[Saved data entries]
* * * * * * *

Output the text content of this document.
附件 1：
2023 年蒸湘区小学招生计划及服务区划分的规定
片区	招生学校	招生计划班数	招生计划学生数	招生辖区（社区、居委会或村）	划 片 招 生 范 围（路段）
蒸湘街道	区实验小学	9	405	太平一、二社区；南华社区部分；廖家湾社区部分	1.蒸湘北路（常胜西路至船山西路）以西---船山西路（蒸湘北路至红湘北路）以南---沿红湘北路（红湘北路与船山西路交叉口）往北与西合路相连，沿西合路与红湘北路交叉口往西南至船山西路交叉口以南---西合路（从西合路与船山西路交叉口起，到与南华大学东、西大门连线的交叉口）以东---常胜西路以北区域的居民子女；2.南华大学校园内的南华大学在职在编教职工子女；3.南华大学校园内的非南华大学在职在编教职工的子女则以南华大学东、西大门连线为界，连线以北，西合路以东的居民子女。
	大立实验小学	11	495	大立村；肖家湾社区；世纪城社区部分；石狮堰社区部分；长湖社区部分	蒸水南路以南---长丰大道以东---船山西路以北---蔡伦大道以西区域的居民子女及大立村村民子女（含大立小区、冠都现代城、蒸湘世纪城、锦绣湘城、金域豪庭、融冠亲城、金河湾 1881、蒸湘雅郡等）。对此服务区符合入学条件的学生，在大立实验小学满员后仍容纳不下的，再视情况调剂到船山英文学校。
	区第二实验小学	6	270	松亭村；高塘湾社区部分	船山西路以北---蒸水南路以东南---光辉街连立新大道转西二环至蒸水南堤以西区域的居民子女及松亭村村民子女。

* * * * * * *

◆ **Exercise**:
All records above must be set down exactly, please.

◆ **Exercise response**:
Output the text content of this document.
附件 1：
2023 年蒸湘区小学招生计划及服务区划分的规定
片区	招生学校	招生计划班数	招生计划学生数	招生辖区（社区、居委会或村）	划 片 招 生 范 围（路段）
蒸湘街道	区实验小学	9	405	太平一、二社区；南华社区部分；廖家湾社区部分	1.蒸湘北路（常胜西路至船山西路）以西---船山西路（蒸湘北路至红湘北路）以南---沿红湘北路（红湘北路与船山西路交叉口）往北与西合路相连，沿西合路与红湘北路交叉口往西南至船山西路交叉口以南---西合路（从西合路与船山西路交叉口起，到与南华大学东、西大门连线的交叉口）以东---常胜西路以北区域的居民子女；2.南华大学校园内的南华大学在职在编教职工子女；3.南华大学校园内的非南华大学在职在编教职工的子女则以南华大学东、西大门连线为界，连线以北，西合路以东的居民子女。
	大立实验小学	11	495	大立村；肖家湾社区；世纪城社区部分；石狮堰社区部分；长湖社区部分	蒸水南路以南---长丰大道以东---船山西路以北---蔡伦大道以西区域的居民子女及大立村村民子女（含大立小区、冠都现代城、蒸湘世纪城、锦绣湘城、金域豪庭、融冠亲城、金河湾 1881、蒸湘雅郡等）。对此服务区符合入学条件的学生，在大立实验小学满员后仍容纳不下的，再视情况调剂到船山英文学校。
	区第二实验小学	6	270	松亭村；高塘湾社区部分	船山西路以北---蒸水南路以东南---光辉街连立新大道转西二环至蒸水南堤以西区域的居民子女及松亭村村民子女。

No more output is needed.